═════ RECORDS FOR THE TASK ═════
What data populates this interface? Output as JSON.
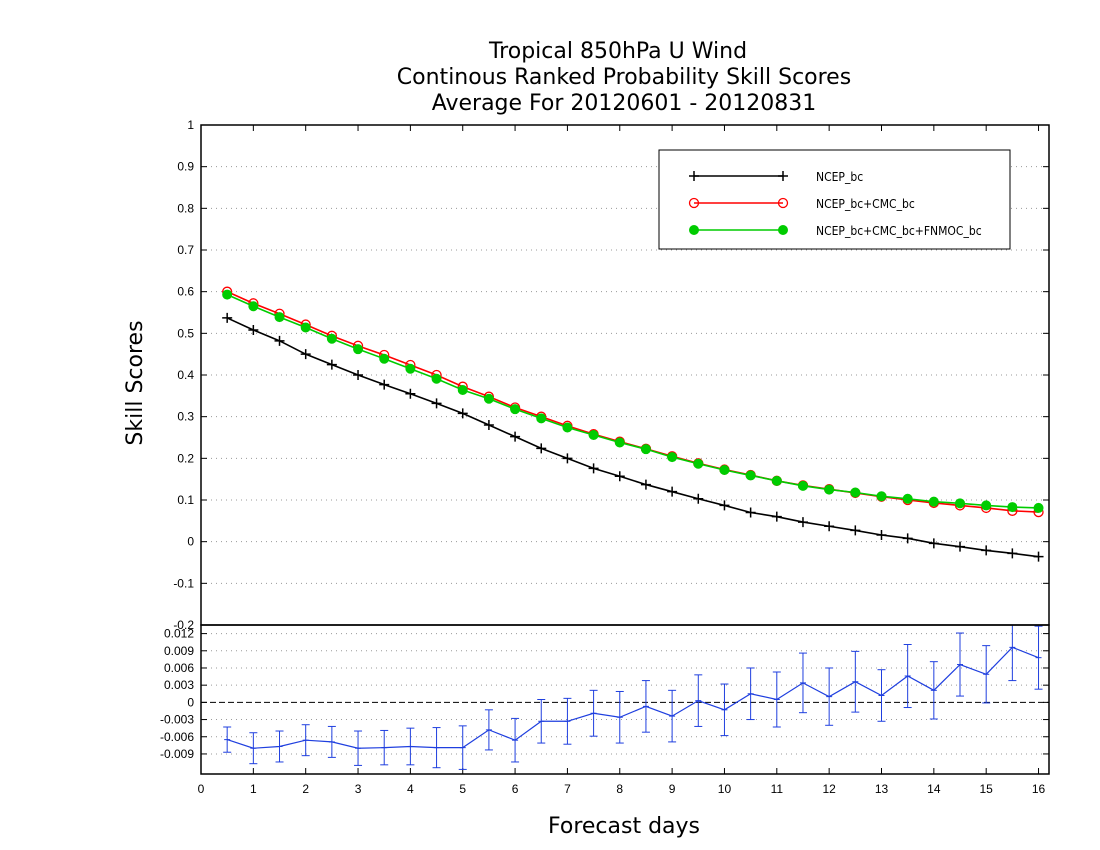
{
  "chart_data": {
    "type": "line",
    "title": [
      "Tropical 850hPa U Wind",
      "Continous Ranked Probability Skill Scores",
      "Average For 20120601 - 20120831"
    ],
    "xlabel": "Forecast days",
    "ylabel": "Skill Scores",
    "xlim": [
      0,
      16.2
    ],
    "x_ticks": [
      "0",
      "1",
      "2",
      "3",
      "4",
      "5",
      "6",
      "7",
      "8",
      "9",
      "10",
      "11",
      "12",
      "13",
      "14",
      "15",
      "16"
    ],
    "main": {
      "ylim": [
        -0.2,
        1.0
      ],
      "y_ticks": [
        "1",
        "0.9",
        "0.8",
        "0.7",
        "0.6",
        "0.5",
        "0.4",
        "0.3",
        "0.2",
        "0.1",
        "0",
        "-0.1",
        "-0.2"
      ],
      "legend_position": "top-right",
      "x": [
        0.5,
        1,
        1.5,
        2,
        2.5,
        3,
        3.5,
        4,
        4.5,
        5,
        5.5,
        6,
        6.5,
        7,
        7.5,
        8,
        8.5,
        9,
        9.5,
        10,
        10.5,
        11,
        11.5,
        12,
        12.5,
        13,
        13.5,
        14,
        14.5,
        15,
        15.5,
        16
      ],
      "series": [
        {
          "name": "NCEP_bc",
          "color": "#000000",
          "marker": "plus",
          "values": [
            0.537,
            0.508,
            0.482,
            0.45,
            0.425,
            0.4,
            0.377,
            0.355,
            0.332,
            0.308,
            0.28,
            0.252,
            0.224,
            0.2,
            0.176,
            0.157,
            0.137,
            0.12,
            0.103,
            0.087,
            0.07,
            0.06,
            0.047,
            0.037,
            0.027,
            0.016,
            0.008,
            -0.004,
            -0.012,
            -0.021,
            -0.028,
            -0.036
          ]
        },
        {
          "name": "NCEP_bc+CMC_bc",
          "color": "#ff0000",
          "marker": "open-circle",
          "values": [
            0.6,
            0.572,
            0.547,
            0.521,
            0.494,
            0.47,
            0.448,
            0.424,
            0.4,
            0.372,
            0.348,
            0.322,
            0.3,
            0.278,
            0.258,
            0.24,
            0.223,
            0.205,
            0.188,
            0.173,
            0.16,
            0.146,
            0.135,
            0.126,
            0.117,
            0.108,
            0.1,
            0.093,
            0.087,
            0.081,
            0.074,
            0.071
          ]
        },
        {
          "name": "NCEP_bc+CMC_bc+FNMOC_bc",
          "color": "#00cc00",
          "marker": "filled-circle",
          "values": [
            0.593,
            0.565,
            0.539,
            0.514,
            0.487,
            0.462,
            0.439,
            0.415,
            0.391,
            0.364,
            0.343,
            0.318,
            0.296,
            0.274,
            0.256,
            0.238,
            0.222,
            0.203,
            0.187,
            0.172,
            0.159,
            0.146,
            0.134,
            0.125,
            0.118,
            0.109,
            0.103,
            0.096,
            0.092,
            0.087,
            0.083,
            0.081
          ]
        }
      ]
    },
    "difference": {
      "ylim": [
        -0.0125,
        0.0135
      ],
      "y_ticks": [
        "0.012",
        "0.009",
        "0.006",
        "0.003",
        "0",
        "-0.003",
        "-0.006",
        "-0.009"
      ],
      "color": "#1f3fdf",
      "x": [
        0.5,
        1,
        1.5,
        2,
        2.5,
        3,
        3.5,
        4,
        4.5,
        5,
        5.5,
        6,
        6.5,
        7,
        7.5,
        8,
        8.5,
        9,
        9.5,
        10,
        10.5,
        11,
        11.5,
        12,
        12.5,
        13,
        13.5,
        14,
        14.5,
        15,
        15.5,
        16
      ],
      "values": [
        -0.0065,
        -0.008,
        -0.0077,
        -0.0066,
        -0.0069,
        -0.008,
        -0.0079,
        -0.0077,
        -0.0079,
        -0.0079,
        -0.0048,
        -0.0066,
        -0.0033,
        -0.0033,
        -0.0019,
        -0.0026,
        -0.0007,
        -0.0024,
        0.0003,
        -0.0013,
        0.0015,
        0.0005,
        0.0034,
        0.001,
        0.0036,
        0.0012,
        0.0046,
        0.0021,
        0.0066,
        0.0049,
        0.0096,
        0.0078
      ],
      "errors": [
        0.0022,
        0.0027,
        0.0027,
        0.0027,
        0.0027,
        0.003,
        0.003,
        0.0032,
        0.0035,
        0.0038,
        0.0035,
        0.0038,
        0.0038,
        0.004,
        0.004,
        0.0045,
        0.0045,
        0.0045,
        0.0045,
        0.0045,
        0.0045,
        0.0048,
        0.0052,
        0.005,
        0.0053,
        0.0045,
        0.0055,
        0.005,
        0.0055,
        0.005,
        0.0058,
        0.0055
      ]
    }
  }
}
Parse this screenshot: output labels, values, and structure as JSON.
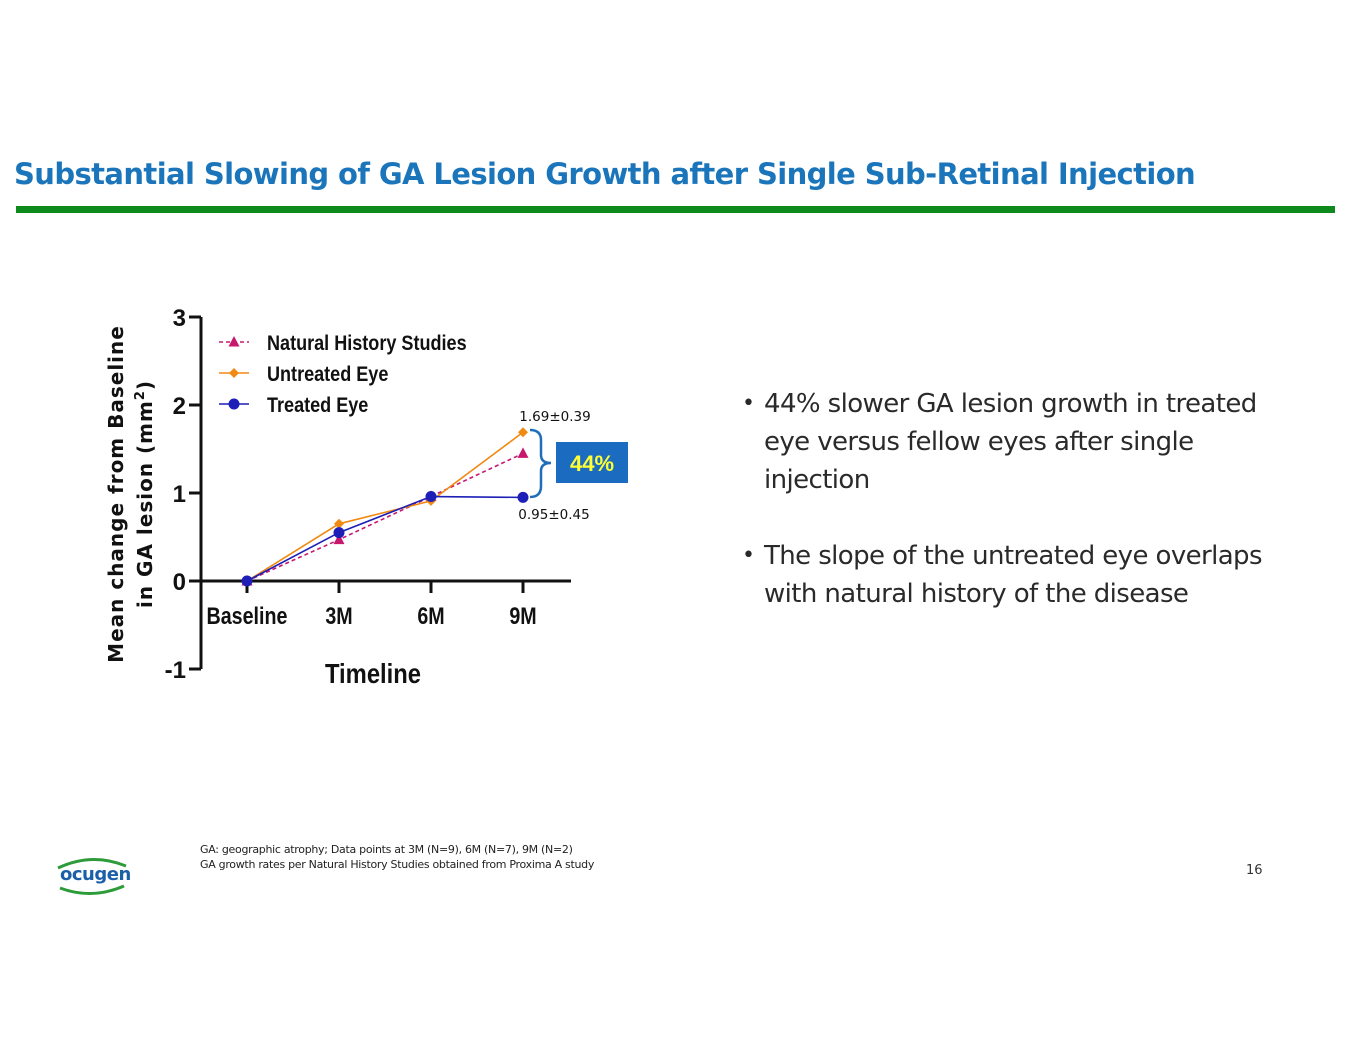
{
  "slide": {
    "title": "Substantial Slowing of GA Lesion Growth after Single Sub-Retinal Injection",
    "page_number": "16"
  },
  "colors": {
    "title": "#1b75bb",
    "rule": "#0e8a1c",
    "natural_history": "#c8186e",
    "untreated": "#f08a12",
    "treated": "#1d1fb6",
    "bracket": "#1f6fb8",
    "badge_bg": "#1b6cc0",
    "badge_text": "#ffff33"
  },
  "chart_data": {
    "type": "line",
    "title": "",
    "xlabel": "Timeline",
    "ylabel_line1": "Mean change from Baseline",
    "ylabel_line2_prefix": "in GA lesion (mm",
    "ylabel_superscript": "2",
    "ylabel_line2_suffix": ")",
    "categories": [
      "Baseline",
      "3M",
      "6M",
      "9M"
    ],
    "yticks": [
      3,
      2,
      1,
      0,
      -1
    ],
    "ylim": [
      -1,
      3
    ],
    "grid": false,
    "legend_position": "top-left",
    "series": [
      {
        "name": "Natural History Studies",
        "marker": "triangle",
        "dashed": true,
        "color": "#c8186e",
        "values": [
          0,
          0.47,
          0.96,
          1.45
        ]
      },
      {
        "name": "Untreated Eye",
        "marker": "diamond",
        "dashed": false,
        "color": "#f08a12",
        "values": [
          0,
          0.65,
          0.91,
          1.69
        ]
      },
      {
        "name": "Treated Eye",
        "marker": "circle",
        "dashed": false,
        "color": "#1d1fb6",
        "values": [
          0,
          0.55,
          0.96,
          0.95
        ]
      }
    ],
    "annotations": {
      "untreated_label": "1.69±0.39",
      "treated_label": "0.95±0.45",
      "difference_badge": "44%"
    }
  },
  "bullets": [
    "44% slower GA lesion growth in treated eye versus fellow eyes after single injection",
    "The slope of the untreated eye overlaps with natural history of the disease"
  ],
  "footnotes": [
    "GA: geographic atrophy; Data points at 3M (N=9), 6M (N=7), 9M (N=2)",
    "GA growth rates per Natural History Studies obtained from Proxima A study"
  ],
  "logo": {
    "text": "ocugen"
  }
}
═════
> **WRITTEN EXERCISE**
Using the records above, output their complete text exactly, minus any images.

> **SOLUTION TO THIS TASK**
What data populates this interface? Output as JSON.
{
  "chart_data": {
    "type": "line",
    "title": [
      "Tropical 850hPa U Wind",
      "Continous Ranked Probability Skill Scores",
      "Average For 20120601 - 20120831"
    ],
    "xlabel": "Forecast days",
    "ylabel": "Skill Scores",
    "xlim": [
      0,
      16.2
    ],
    "x_ticks": [
      "0",
      "1",
      "2",
      "3",
      "4",
      "5",
      "6",
      "7",
      "8",
      "9",
      "10",
      "11",
      "12",
      "13",
      "14",
      "15",
      "16"
    ],
    "main": {
      "ylim": [
        -0.2,
        1.0
      ],
      "y_ticks": [
        "1",
        "0.9",
        "0.8",
        "0.7",
        "0.6",
        "0.5",
        "0.4",
        "0.3",
        "0.2",
        "0.1",
        "0",
        "-0.1",
        "-0.2"
      ],
      "legend_position": "top-right",
      "x": [
        0.5,
        1,
        1.5,
        2,
        2.5,
        3,
        3.5,
        4,
        4.5,
        5,
        5.5,
        6,
        6.5,
        7,
        7.5,
        8,
        8.5,
        9,
        9.5,
        10,
        10.5,
        11,
        11.5,
        12,
        12.5,
        13,
        13.5,
        14,
        14.5,
        15,
        15.5,
        16
      ],
      "series": [
        {
          "name": "NCEP_bc",
          "color": "#000000",
          "marker": "plus",
          "values": [
            0.537,
            0.508,
            0.482,
            0.45,
            0.425,
            0.4,
            0.377,
            0.355,
            0.332,
            0.308,
            0.28,
            0.252,
            0.224,
            0.2,
            0.176,
            0.157,
            0.137,
            0.12,
            0.103,
            0.087,
            0.07,
            0.06,
            0.047,
            0.037,
            0.027,
            0.016,
            0.008,
            -0.004,
            -0.012,
            -0.021,
            -0.028,
            -0.036
          ]
        },
        {
          "name": "NCEP_bc+CMC_bc",
          "color": "#ff0000",
          "marker": "open-circle",
          "values": [
            0.6,
            0.572,
            0.547,
            0.521,
            0.494,
            0.47,
            0.448,
            0.424,
            0.4,
            0.372,
            0.348,
            0.322,
            0.3,
            0.278,
            0.258,
            0.24,
            0.223,
            0.205,
            0.188,
            0.173,
            0.16,
            0.146,
            0.135,
            0.126,
            0.117,
            0.108,
            0.1,
            0.093,
            0.087,
            0.081,
            0.074,
            0.071
          ]
        },
        {
          "name": "NCEP_bc+CMC_bc+FNMOC_bc",
          "color": "#00cc00",
          "marker": "filled-circle",
          "values": [
            0.593,
            0.565,
            0.539,
            0.514,
            0.487,
            0.462,
            0.439,
            0.415,
            0.391,
            0.364,
            0.343,
            0.318,
            0.296,
            0.274,
            0.256,
            0.238,
            0.222,
            0.203,
            0.187,
            0.172,
            0.159,
            0.146,
            0.134,
            0.125,
            0.118,
            0.109,
            0.103,
            0.096,
            0.092,
            0.087,
            0.083,
            0.081
          ]
        }
      ]
    },
    "difference": {
      "ylim": [
        -0.0125,
        0.0135
      ],
      "y_ticks": [
        "0.012",
        "0.009",
        "0.006",
        "0.003",
        "0",
        "-0.003",
        "-0.006",
        "-0.009"
      ],
      "color": "#1f3fdf",
      "x": [
        0.5,
        1,
        1.5,
        2,
        2.5,
        3,
        3.5,
        4,
        4.5,
        5,
        5.5,
        6,
        6.5,
        7,
        7.5,
        8,
        8.5,
        9,
        9.5,
        10,
        10.5,
        11,
        11.5,
        12,
        12.5,
        13,
        13.5,
        14,
        14.5,
        15,
        15.5,
        16
      ],
      "values": [
        -0.0065,
        -0.008,
        -0.0077,
        -0.0066,
        -0.0069,
        -0.008,
        -0.0079,
        -0.0077,
        -0.0079,
        -0.0079,
        -0.0048,
        -0.0066,
        -0.0033,
        -0.0033,
        -0.0019,
        -0.0026,
        -0.0007,
        -0.0024,
        0.0003,
        -0.0013,
        0.0015,
        0.0005,
        0.0034,
        0.001,
        0.0036,
        0.0012,
        0.0046,
        0.0021,
        0.0066,
        0.0049,
        0.0096,
        0.0078
      ],
      "errors": [
        0.0022,
        0.0027,
        0.0027,
        0.0027,
        0.0027,
        0.003,
        0.003,
        0.0032,
        0.0035,
        0.0038,
        0.0035,
        0.0038,
        0.0038,
        0.004,
        0.004,
        0.0045,
        0.0045,
        0.0045,
        0.0045,
        0.0045,
        0.0045,
        0.0048,
        0.0052,
        0.005,
        0.0053,
        0.0045,
        0.0055,
        0.005,
        0.0055,
        0.005,
        0.0058,
        0.0055
      ]
    }
  }
}
Parse this screenshot: output labels, values, and structure as JSON.
{
  "slide": {
    "title": "Substantial Slowing of GA Lesion Growth after Single Sub-Retinal Injection",
    "page_number": "16"
  },
  "colors": {
    "title": "#1b75bb",
    "rule": "#0e8a1c",
    "natural_history": "#c8186e",
    "untreated": "#f08a12",
    "treated": "#1d1fb6",
    "bracket": "#1f6fb8",
    "badge_bg": "#1b6cc0",
    "badge_text": "#ffff33"
  },
  "chart_data": {
    "type": "line",
    "title": "",
    "xlabel": "Timeline",
    "ylabel_line1": "Mean change from Baseline",
    "ylabel_line2_prefix": "in GA lesion (mm",
    "ylabel_superscript": "2",
    "ylabel_line2_suffix": ")",
    "categories": [
      "Baseline",
      "3M",
      "6M",
      "9M"
    ],
    "yticks": [
      3,
      2,
      1,
      0,
      -1
    ],
    "ylim": [
      -1,
      3
    ],
    "grid": false,
    "legend_position": "top-left",
    "series": [
      {
        "name": "Natural History Studies",
        "marker": "triangle",
        "dashed": true,
        "color": "#c8186e",
        "values": [
          0,
          0.47,
          0.96,
          1.45
        ]
      },
      {
        "name": "Untreated Eye",
        "marker": "diamond",
        "dashed": false,
        "color": "#f08a12",
        "values": [
          0,
          0.65,
          0.91,
          1.69
        ]
      },
      {
        "name": "Treated Eye",
        "marker": "circle",
        "dashed": false,
        "color": "#1d1fb6",
        "values": [
          0,
          0.55,
          0.96,
          0.95
        ]
      }
    ],
    "annotations": {
      "untreated_label": "1.69±0.39",
      "treated_label": "0.95±0.45",
      "difference_badge": "44%"
    }
  },
  "bullets": [
    "44% slower GA lesion growth in treated eye versus fellow eyes after single injection",
    "The slope of the untreated eye overlaps with natural history of the disease"
  ],
  "footnotes": [
    "GA: geographic atrophy; Data points at 3M (N=9), 6M (N=7), 9M (N=2)",
    "GA growth rates per Natural History Studies obtained from Proxima A study"
  ],
  "logo": {
    "text": "ocugen"
  }
}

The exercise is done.